-- EXERCISE AIM --
All lines featuring the string "offset" are to be listed.
++++++++
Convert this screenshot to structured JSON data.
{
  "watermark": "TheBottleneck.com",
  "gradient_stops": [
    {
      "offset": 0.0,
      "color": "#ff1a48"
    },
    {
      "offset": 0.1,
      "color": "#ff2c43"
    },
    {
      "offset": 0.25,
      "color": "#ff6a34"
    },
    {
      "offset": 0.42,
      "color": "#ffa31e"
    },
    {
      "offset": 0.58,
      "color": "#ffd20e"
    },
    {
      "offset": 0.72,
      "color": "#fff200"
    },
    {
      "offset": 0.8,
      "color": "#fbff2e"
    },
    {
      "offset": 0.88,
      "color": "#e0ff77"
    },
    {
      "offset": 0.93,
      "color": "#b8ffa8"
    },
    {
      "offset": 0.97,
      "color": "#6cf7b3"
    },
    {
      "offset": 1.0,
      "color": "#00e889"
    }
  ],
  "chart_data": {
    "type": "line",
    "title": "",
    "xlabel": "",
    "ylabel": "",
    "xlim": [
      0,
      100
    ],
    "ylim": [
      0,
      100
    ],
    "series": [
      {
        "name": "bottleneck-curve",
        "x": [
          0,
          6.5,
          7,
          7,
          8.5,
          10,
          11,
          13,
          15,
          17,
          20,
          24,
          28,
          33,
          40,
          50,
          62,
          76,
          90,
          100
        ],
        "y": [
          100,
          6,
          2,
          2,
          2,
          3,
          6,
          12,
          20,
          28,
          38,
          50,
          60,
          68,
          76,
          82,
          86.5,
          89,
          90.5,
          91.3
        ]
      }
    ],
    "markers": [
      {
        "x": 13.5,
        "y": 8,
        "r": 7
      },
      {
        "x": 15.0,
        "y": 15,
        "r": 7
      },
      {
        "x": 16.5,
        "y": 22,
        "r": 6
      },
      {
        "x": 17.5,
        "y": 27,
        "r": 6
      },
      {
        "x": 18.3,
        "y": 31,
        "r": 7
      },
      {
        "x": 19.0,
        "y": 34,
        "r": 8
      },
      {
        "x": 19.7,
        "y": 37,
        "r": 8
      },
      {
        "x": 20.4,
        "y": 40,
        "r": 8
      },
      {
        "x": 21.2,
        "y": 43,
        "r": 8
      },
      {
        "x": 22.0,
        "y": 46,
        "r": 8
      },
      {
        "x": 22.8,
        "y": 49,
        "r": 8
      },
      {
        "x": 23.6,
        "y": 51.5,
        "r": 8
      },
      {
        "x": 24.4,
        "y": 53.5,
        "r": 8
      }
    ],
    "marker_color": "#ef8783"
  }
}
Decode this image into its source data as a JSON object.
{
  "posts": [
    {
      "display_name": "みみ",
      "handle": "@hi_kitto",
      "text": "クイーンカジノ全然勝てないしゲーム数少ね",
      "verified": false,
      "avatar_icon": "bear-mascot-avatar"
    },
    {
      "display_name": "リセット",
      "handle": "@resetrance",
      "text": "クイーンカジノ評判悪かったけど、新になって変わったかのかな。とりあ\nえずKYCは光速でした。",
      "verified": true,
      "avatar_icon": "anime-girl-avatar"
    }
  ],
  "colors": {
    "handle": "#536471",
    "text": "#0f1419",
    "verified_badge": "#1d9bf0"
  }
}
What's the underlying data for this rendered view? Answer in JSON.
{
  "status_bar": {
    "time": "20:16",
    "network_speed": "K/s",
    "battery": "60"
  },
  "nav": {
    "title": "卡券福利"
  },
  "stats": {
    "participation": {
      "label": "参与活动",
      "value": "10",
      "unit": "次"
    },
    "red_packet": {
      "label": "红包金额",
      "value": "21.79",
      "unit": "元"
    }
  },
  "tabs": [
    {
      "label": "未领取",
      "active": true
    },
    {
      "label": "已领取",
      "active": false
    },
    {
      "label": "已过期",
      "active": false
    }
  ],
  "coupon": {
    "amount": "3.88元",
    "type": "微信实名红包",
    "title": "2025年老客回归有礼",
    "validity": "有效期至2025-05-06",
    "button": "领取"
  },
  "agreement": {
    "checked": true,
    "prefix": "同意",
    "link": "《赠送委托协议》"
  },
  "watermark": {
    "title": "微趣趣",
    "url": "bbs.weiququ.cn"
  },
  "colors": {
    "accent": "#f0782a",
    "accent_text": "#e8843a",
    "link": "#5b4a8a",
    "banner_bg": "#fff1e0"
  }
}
++++++++
-- RESULT OF THIS EXERCISE --
      "offset": 0.0,
      "offset": 0.1,
      "offset": 0.25,
      "offset": 0.42,
      "offset": 0.58,
      "offset": 0.72,
      "offset": 0.8,
      "offset": 0.88,
      "offset": 0.93,
      "offset": 0.97,
      "offset": 1.0,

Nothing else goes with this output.